Dataset excerpt
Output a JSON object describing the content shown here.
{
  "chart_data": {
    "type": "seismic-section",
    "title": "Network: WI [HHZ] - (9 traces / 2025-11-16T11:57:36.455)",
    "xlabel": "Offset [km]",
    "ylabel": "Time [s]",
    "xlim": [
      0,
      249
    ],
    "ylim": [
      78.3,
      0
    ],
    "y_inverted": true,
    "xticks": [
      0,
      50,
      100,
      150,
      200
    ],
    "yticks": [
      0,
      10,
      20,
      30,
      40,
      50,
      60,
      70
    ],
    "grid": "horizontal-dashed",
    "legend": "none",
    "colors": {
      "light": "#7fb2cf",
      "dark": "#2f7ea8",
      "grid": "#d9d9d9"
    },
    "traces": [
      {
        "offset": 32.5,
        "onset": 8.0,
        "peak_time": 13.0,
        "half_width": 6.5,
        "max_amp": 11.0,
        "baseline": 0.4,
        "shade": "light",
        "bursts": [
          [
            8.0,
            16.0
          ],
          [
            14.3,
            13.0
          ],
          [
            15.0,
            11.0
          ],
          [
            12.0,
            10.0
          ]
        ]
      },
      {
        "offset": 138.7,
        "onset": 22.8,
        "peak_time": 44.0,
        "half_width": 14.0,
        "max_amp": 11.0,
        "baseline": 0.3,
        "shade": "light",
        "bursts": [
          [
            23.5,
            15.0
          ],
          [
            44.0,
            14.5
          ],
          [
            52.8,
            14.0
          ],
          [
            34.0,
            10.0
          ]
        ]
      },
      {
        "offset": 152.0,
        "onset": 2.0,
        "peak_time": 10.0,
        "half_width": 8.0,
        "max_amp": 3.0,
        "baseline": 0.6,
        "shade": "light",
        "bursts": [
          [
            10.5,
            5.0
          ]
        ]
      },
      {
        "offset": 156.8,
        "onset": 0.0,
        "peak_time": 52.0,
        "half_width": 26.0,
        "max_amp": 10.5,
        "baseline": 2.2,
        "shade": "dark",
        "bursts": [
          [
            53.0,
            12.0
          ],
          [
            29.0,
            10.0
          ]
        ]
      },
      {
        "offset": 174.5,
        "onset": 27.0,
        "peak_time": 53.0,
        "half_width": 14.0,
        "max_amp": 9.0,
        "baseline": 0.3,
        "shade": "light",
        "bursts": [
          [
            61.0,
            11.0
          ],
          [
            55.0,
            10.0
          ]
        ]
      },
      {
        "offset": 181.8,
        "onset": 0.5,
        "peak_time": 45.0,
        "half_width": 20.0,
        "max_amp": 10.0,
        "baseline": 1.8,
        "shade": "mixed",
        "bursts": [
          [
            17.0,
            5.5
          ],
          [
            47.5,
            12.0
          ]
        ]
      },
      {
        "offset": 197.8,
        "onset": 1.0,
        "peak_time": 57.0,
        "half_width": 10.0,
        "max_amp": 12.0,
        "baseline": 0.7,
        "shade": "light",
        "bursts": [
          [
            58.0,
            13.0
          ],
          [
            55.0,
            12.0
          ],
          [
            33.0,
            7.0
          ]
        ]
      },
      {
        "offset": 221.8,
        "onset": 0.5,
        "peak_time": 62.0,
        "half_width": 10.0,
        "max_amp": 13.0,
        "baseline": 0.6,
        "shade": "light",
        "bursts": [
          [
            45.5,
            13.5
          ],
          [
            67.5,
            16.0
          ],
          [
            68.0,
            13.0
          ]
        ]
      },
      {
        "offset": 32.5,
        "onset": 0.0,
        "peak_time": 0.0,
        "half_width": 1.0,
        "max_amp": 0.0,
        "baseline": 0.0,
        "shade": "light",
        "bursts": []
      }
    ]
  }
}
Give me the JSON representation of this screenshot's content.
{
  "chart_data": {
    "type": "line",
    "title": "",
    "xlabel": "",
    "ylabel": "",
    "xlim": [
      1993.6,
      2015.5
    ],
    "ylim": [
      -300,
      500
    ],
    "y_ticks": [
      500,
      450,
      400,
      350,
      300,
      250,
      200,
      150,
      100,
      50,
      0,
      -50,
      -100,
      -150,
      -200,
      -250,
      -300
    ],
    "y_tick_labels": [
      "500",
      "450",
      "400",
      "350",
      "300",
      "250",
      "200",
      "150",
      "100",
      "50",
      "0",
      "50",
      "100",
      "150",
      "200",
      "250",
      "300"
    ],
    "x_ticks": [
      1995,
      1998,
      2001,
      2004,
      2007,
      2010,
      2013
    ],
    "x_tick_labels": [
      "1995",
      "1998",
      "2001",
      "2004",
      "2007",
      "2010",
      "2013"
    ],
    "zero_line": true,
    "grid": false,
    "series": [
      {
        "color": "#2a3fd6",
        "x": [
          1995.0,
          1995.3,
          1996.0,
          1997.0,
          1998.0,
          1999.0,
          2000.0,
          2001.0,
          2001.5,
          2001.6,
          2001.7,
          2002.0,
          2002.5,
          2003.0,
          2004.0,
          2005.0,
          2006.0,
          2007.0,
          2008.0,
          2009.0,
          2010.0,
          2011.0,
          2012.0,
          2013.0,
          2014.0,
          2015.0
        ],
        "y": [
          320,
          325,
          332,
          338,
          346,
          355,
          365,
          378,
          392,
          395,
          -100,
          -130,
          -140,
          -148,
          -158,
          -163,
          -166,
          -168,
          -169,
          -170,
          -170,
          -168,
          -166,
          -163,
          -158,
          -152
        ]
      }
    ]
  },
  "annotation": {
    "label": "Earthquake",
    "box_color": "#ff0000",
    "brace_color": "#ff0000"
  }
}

**What the task asks**
Show each line of the data that contains the string "title".

**Result**
    "title": "Network: WI [HHZ] - (9 traces / 2025-11-16T11:57:36.455)",
    "title": "",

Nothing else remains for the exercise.